EXERCISE GOAL: Identify every line in the records below that contains the word "document", and reproduce each one.

RECORD LIST:

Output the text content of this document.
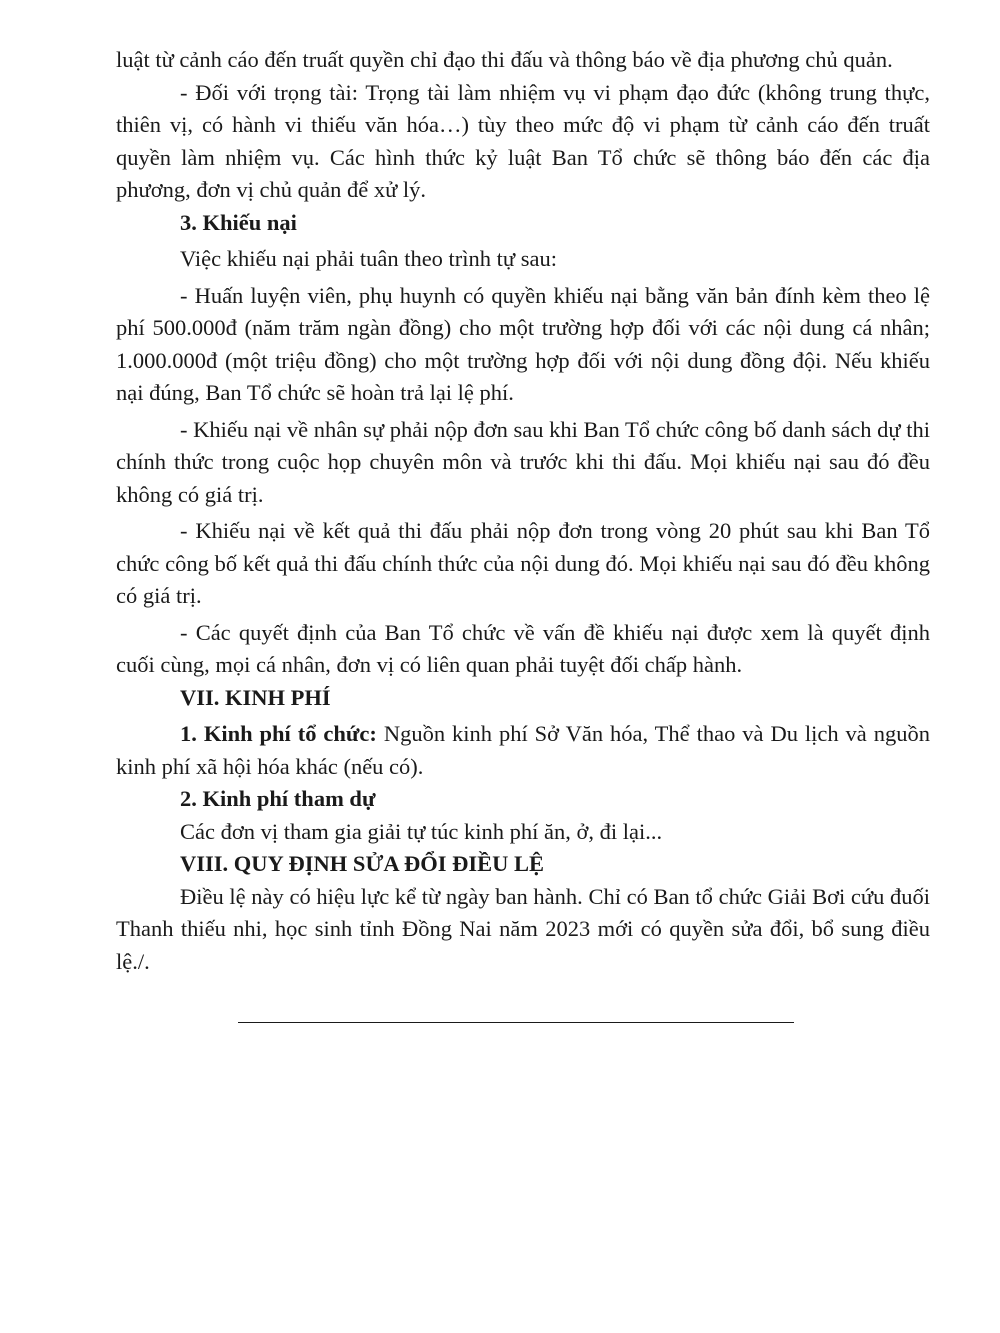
luật từ cảnh cáo đến truất quyền chỉ đạo thi đấu và thông báo về địa phương chủ quản.

- Đối với trọng tài: Trọng tài làm nhiệm vụ vi phạm đạo đức (không trung thực, thiên vị, có hành vi thiếu văn hóa…) tùy theo mức độ vi phạm từ cảnh cáo đến truất quyền làm nhiệm vụ. Các hình thức kỷ luật Ban Tổ chức sẽ thông báo đến các địa phương, đơn vị chủ quản để xử lý.

3. Khiếu nại

Việc khiếu nại phải tuân theo trình tự sau:

- Huấn luyện viên, phụ huynh có quyền khiếu nại bằng văn bản đính kèm theo lệ phí 500.000đ (năm trăm ngàn đồng) cho một trường hợp đối với các nội dung cá nhân; 1.000.000đ (một triệu đồng) cho một trường hợp đối với nội dung đồng đội. Nếu khiếu nại đúng, Ban Tổ chức sẽ hoàn trả lại lệ phí.

- Khiếu nại về nhân sự phải nộp đơn sau khi Ban Tổ chức công bố danh sách dự thi chính thức trong cuộc họp chuyên môn và trước khi thi đấu. Mọi khiếu nại sau đó đều không có giá trị.

- Khiếu nại về kết quả thi đấu phải nộp đơn trong vòng 20 phút sau khi Ban Tổ chức công bố kết quả thi đấu chính thức của nội dung đó. Mọi khiếu nại sau đó đều không có giá trị.

- Các quyết định của Ban Tổ chức về vấn đề khiếu nại được xem là quyết định cuối cùng, mọi cá nhân, đơn vị có liên quan phải tuyệt đối chấp hành.

VII. KINH PHÍ

1. Kinh phí tổ chức: Nguồn kinh phí Sở Văn hóa, Thể thao và Du lịch và nguồn kinh phí xã hội hóa khác (nếu có).

2. Kinh phí tham dự

Các đơn vị tham gia giải tự túc kinh phí ăn, ở, đi lại...

VIII. QUY ĐỊNH SỬA ĐỔI ĐIỀU LỆ

Điều lệ này có hiệu lực kể từ ngày ban hành. Chỉ có Ban tổ chức Giải Bơi cứu đuối Thanh thiếu nhi, học sinh tỉnh Đồng Nai năm 2023 mới có quyền sửa đổi, bổ sung điều lệ./.
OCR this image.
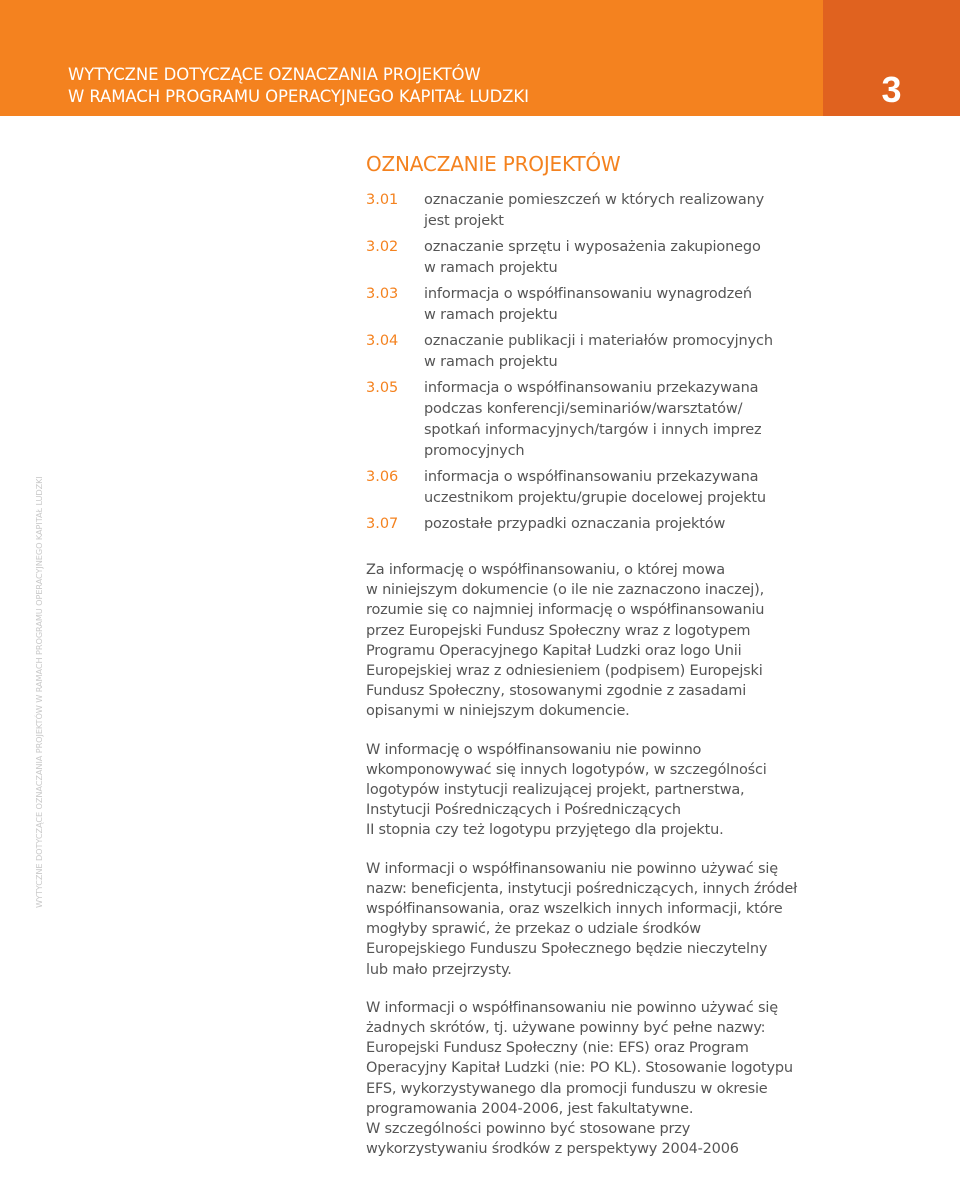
WYTYCZNE DOTYCZĄCE OZNACZANIA PROJEKTÓW
W RAMACH PROGRAMU OPERACYJNEGO KAPITAŁ LUDZKI	3
WYTYCZNE DOTYCZĄCE OZNACZANIA PROJEKTÓW W RAMACH PROGRAMU OPERACYJNEGO KAPITAŁ LUDZKI
OZNACZANIE PROJEKTÓW
3.01 oznaczanie pomieszczeń w których realizowany
jest projekt
3.02 oznaczanie sprzętu i wyposażenia zakupionego
w ramach projektu
3.03 informacja o współfinansowaniu wynagrodzeń
w ramach projektu
3.04 oznaczanie publikacji i materiałów promocyjnych
w ramach projektu
3.05 informacja o współfinansowaniu przekazywana
podczas konferencji/seminariów/warsztatów/
spotkań informacyjnych/targów i innych imprez
promocyjnych
3.06 informacja o współfinansowaniu przekazywana
uczestnikom projektu/grupie docelowej projektu
3.07 pozostałe przypadki oznaczania projektów

Za informację o współfinansowaniu, o której mowa
w niniejszym dokumencie (o ile nie zaznaczono inaczej),
rozumie się co najmniej informację o współfinansowaniu
przez Europejski Fundusz Społeczny wraz z logotypem
Programu Operacyjnego Kapitał Ludzki oraz logo Unii
Europejskiej wraz z odniesieniem (podpisem) Europejski
Fundusz Społeczny, stosowanymi zgodnie z zasadami
opisanymi w niniejszym dokumencie.

W informację o współfinansowaniu nie powinno
wkomponowywać się innych logotypów, w szczególności
logotypów instytucji realizującej projekt, partnerstwa,
Instytucji Pośredniczących i Pośredniczących
II stopnia czy też logotypu przyjętego dla projektu.

W informacji o współfinansowaniu nie powinno używać się
nazw: beneficjenta, instytucji pośredniczących, innych źródeł
współfinansowania, oraz wszelkich innych informacji, które
mogłyby sprawić, że przekaz o udziale środków
Europejskiego Funduszu Społecznego będzie nieczytelny
lub mało przejrzysty.

W informacji o współfinansowaniu nie powinno używać się
żadnych skrótów, tj. używane powinny być pełne nazwy:
Europejski Fundusz Społeczny (nie: EFS) oraz Program
Operacyjny Kapitał Ludzki (nie: PO KL). Stosowanie logotypu
EFS, wykorzystywanego dla promocji funduszu w okresie
programowania 2004-2006, jest fakultatywne.
W szczególności powinno być stosowane przy
wykorzystywaniu środków z perspektywy 2004-2006
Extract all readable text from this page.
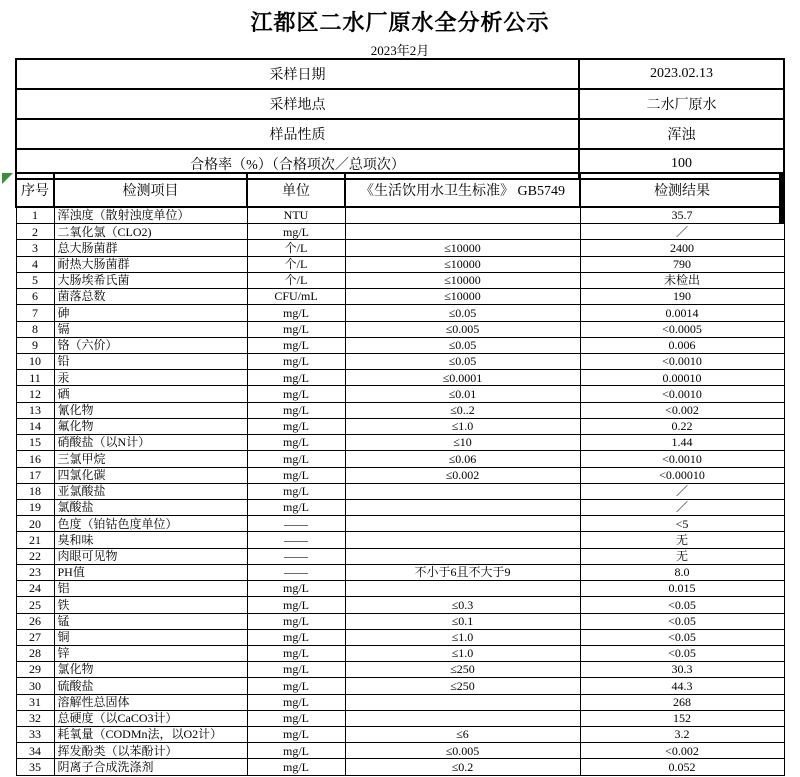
江都区二水厂原水全分析公示
2023年2月
采样日期	2023.02.13
采样地点	二水厂原水
样品性质	浑浊
合格率（%）（合格项次／总项次）	100
序号	检测项目	单位	《生活饮用水卫生标准》 GB5749	检测结果
1	浑浊度（散射浊度单位）	NTU		35.7
2	二氧化氯（CLO2)	mg/L		／
3	总大肠菌群	个/L	≤10000	2400
4	耐热大肠菌群	个/L	≤10000	790
5	大肠埃希氏菌	个/L	≤10000	未检出
6	菌落总数	CFU/mL	≤10000	190
7	砷	mg/L	≤0.05	0.0014
8	镉	mg/L	≤0.005	<0.0005
9	铬（六价）	mg/L	≤0.05	0.006
10	铅	mg/L	≤0.05	<0.0010
11	汞	mg/L	≤0.0001	0.00010
12	硒	mg/L	≤0.01	<0.0010
13	氰化物	mg/L	≤0..2	<0.002
14	氟化物	mg/L	≤1.0	0.22
15	硝酸盐（以N计）	mg/L	≤10	1.44
16	三氯甲烷	mg/L	≤0.06	<0.0010
17	四氯化碳	mg/L	≤0.002	<0.00010
18	亚氯酸盐	mg/L		／
19	氯酸盐	mg/L		／
20	色度（铂钴色度单位）	——		<5
21	臭和味	——		无
22	肉眼可见物	——		无
23	PH值	——	不小于6且不大于9	8.0
24	铝	mg/L		0.015
25	铁	mg/L	≤0.3	<0.05
26	锰	mg/L	≤0.1	<0.05
27	铜	mg/L	≤1.0	<0.05
28	锌	mg/L	≤1.0	<0.05
29	氯化物	mg/L	≤250	30.3
30	硫酸盐	mg/L	≤250	44.3
31	溶解性总固体	mg/L		268
32	总硬度（以CaCO3计）	mg/L		152
33	耗氧量（CODMn法，以O2计）	mg/L	≤6	3.2
34	挥发酚类（以苯酚计）	mg/L	≤0.005	<0.002
35	阴离子合成洗涤剂	mg/L	≤0.2	0.052
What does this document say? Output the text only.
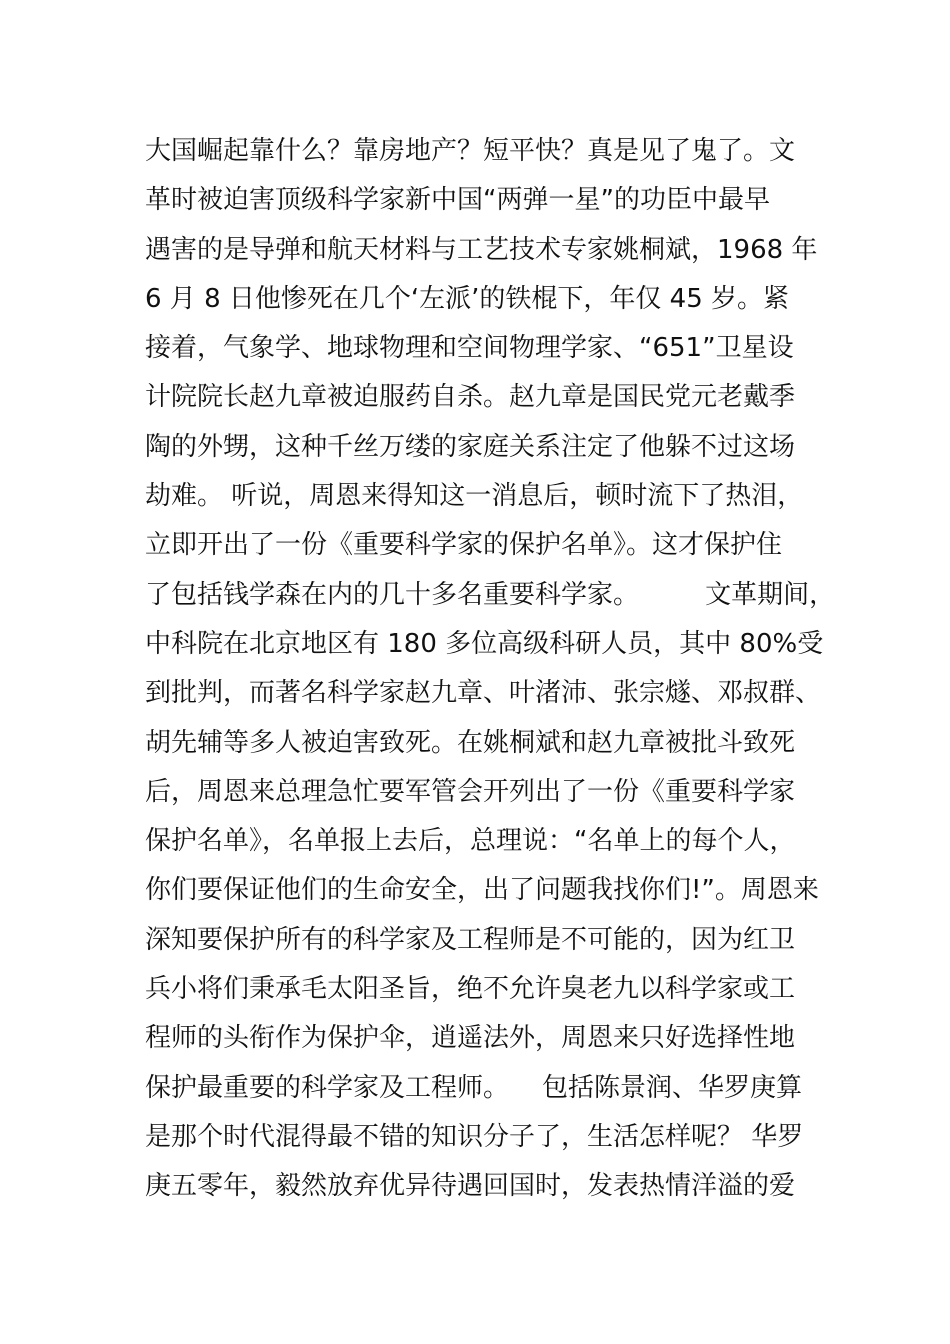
大国崛起靠什么？靠房地产？短平快？真是见了鬼了。文
革时被迫害顶级科学家新中国“两弹一星”的功臣中最早
遇害的是导弹和航天材料与工艺技术专家姚桐斌，1968 年
6 月 8 日他惨死在几个‘左派’的铁棍下，年仅 45 岁。紧
接着，气象学、地球物理和空间物理学家、“651”卫星设
计院院长赵九章被迫服药自杀。赵九章是国民党元老戴季
陶的外甥，这种千丝万缕的家庭关系注定了他躲不过这场
劫难。 听说，周恩来得知这一消息后，顿时流下了热泪，
立即开出了一份《重要科学家的保护名单》。这才保护住
了包括钱学森在内的几十多名重要科学家。        文革期间，
中科院在北京地区有 180 多位高级科研人员，其中 80%受
到批判，而著名科学家赵九章、叶渚沛、张宗燧、邓叔群、
胡先辅等多人被迫害致死。在姚桐斌和赵九章被批斗致死
后，周恩来总理急忙要军管会开列出了一份《重要科学家
保护名单》，名单报上去后，总理说：“名单上的每个人，
你们要保证他们的生命安全，出了问题我找你们!”。周恩来
深知要保护所有的科学家及工程师是不可能的，因为红卫
兵小将们秉承毛太阳圣旨，绝不允许臭老九以科学家或工
程师的头衔作为保护伞，逍遥法外，周恩来只好选择性地
保护最重要的科学家及工程师。    包括陈景润、华罗庚算
是那个时代混得最不错的知识分子了，生活怎样呢？ 华罗
庚五零年，毅然放弃优异待遇回国时，发表热情洋溢的爱
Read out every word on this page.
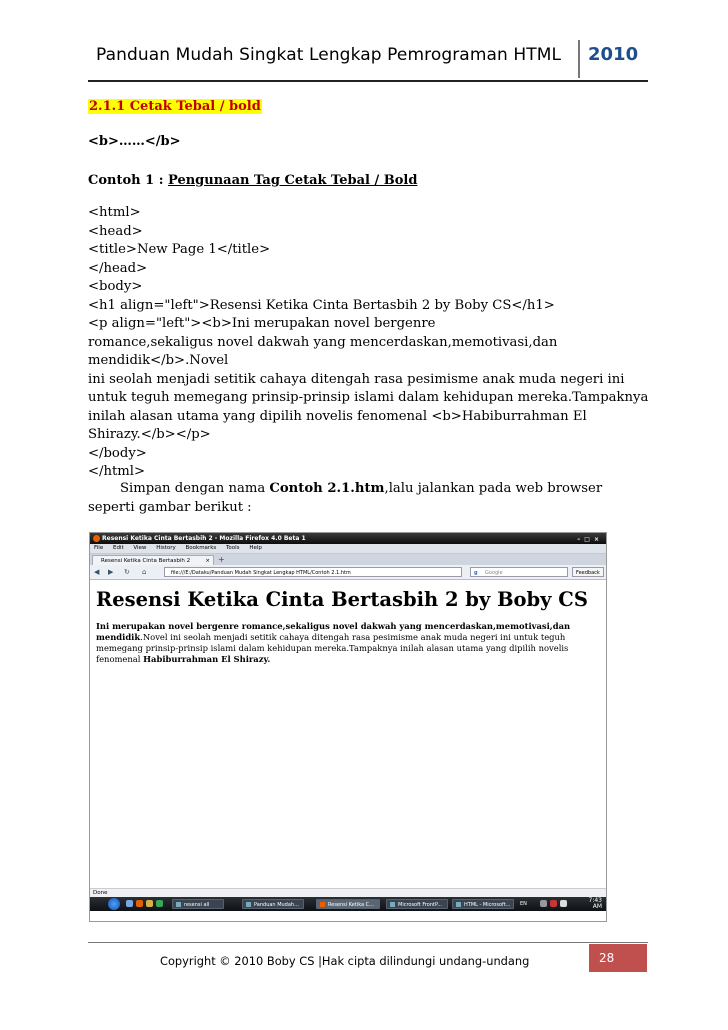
Panduan Mudah Singkat Lengkap Pemrograman HTML 2010
2.1.1 Cetak Tebal / bold
<b>……</b>
Contoh 1 : Pengunaan Tag Cetak Tebal / Bold
<html>
<head>
<title>New Page 1</title>
</head>
<body>
<h1 align="left">Resensi Ketika Cinta Bertasbih 2 by Boby CS</h1>
<p align="left"><b>Ini merupakan novel bergenre
romance,sekaligus novel dakwah yang mencerdaskan,memotivasi,dan
mendidik</b>.Novel
ini seolah menjadi setitik cahaya ditengah rasa pesimisme anak muda negeri ini
untuk teguh memegang prinsip-prinsip islami dalam kehidupan mereka.Tampaknya
inilah alasan utama yang dipilih novelis fenomenal <b>Habiburrahman El
Shirazy.</b></p>
</body>
</html>
Simpan dengan nama Contoh 2.1.htm,lalu jalankan pada web browser seperti gambar berikut :
Resensi Ketika Cinta Bertasbih 2 - Mozilla Firefox 4.0 Beta 1	–□×
File Edit View History Bookmarks Tools Help
Resensi Ketika Cinta Bertasbih 2	× +
◀ ▶ ↻ ⌂	file:///E:/Dataku/Panduan Mudah Singkat Lengkap HTML/Contoh 2.1.htm	g Google	Feedback
Resensi Ketika Cinta Bertasbih 2 by Boby CS
Ini merupakan novel bergenre romance,sekaligus novel dakwah yang mencerdaskan,memotivasi,dan mendidik.Novel ini seolah menjadi setitik cahaya ditengah rasa pesimisme anak muda negeri ini untuk teguh memegang prinsip-prinsip islami dalam kehidupan mereka.Tampaknya inilah alasan utama yang dipilih novelis fenomenal Habiburrahman El Shirazy.
Done
resensi all	Panduan Mudah...	Resensi Ketika C...	Microsoft FrontP...	HTML - Microsoft...	EN	7:43
AM
Copyright © 2010 Boby CS |Hak cipta dilindungi undang-undang	28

WRITTEN ANSWER:
Output the text content of this document.
What does this document say? Output the text only.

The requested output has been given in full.